··· EXTRACTED INFORMATION

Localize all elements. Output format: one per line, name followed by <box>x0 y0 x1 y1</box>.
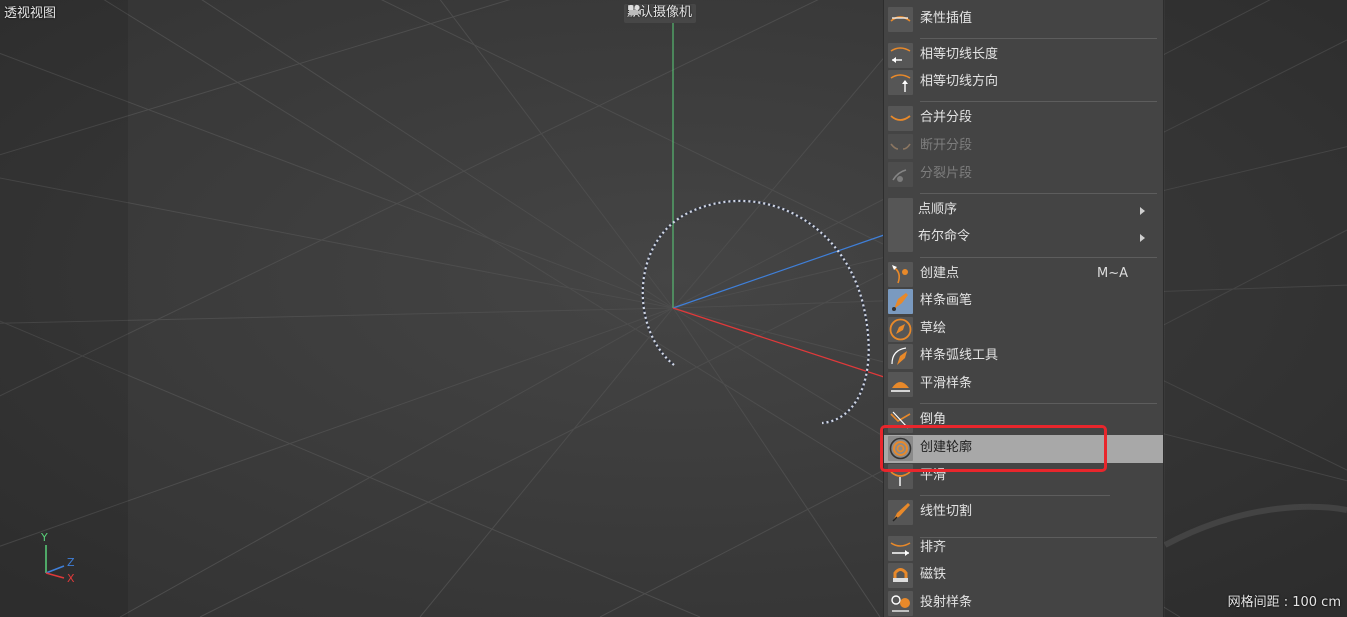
submenu-arrow-icon <box>1140 207 1145 215</box>
grid-spacing-label: 网格间距 : 100 cm <box>1227 595 1341 610</box>
view-title[interactable]: 透视视图 <box>4 6 56 22</box>
menu-item-spline-pen[interactable]: 样条画笔 <box>884 288 1163 315</box>
menu-item-point-order[interactable]: 点顺序 <box>884 197 1163 252</box>
menu-item-line-cut[interactable]: 线性切割 <box>884 499 1163 526</box>
menu-separator <box>920 101 1157 102</box>
menu-item-line-up[interactable]: 排齐 <box>884 535 1163 562</box>
line-cut-icon <box>888 500 913 525</box>
gizmo-z-label: Z <box>67 556 75 569</box>
gizmo-x-label: X <box>67 572 75 585</box>
join-segment-icon <box>888 106 913 131</box>
shortcut-label: M~A <box>1097 266 1129 281</box>
spline-pen-icon <box>888 289 913 314</box>
menu-separator <box>920 193 1157 194</box>
gizmo-y-label: Y <box>41 531 48 544</box>
menu-item-create-point[interactable]: 创建点 M~A <box>884 261 1163 288</box>
smooth-spline-icon <box>888 372 913 397</box>
menu-item-spline-arc-tool[interactable]: 样条弧线工具 <box>884 343 1163 370</box>
camera-icon <box>628 4 641 15</box>
menu-item-explode-segments[interactable]: 分裂片段 <box>884 161 1163 188</box>
menu-item-break-segment[interactable]: 断开分段 <box>884 133 1163 160</box>
magnet-icon <box>888 563 913 588</box>
menu-separator <box>920 403 1157 404</box>
spline-arc-tool-icon <box>888 344 913 369</box>
project-spline-icon <box>888 591 913 616</box>
callout-highlight-box <box>880 425 1107 472</box>
menu-item-project-spline[interactable]: 投射样条 <box>884 590 1163 617</box>
menu-item-join-segment[interactable]: 合并分段 <box>884 105 1163 132</box>
break-segment-icon <box>888 134 913 159</box>
menu-separator <box>920 38 1157 39</box>
line-up-icon <box>888 536 913 561</box>
menu-item-smooth-spline[interactable]: 平滑样条 <box>884 371 1163 398</box>
submenu-arrow-icon <box>1140 234 1145 242</box>
menu-separator <box>920 257 1157 258</box>
menu-separator <box>920 495 1110 496</box>
sketch-icon <box>888 317 913 342</box>
equal-tangent-length-icon <box>888 43 913 68</box>
menu-item-boolean-commands[interactable]: 布尔命令 <box>884 224 1163 251</box>
explode-segments-icon <box>888 162 913 187</box>
soft-interpolation-icon <box>888 7 913 32</box>
menu-item-equal-tangent-length[interactable]: 相等切线长度 <box>884 42 1163 69</box>
create-point-icon <box>888 262 913 287</box>
menu-item-equal-tangent-direction[interactable]: 相等切线方向 <box>884 69 1163 96</box>
menu-item-sketch[interactable]: 草绘 <box>884 316 1163 343</box>
context-menu: 柔性插值 相等切线长度 相等切线方向 合并分段 断开分段 分裂片段 点顺序 布尔… <box>884 0 1163 617</box>
menu-item-soft-interpolation[interactable]: 柔性插值 <box>884 6 1163 33</box>
equal-tangent-direction-icon <box>888 70 913 95</box>
menu-item-magnet[interactable]: 磁铁 <box>884 562 1163 589</box>
camera-label[interactable]: 默认摄像机 <box>624 4 697 23</box>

······

**WHAT IS REQUIRED**
List each line in the items above that contains the string "label". Case counts.

**WRITTEN RESPONSE**
grid-spacing-label: 网格间距 : 100 cm <box>1227 595 1341 610</box>
gizmo-z-label: Z <box>67 556 75 569</box>
gizmo-x-label: X <box>67 572 75 585</box>
shortcut-label: M~A <box>1097 266 1129 281</box>
gizmo-y-label: Y <box>41 531 48 544</box>
camera-label[interactable]: 默认摄像机 <box>624 4 697 23</box>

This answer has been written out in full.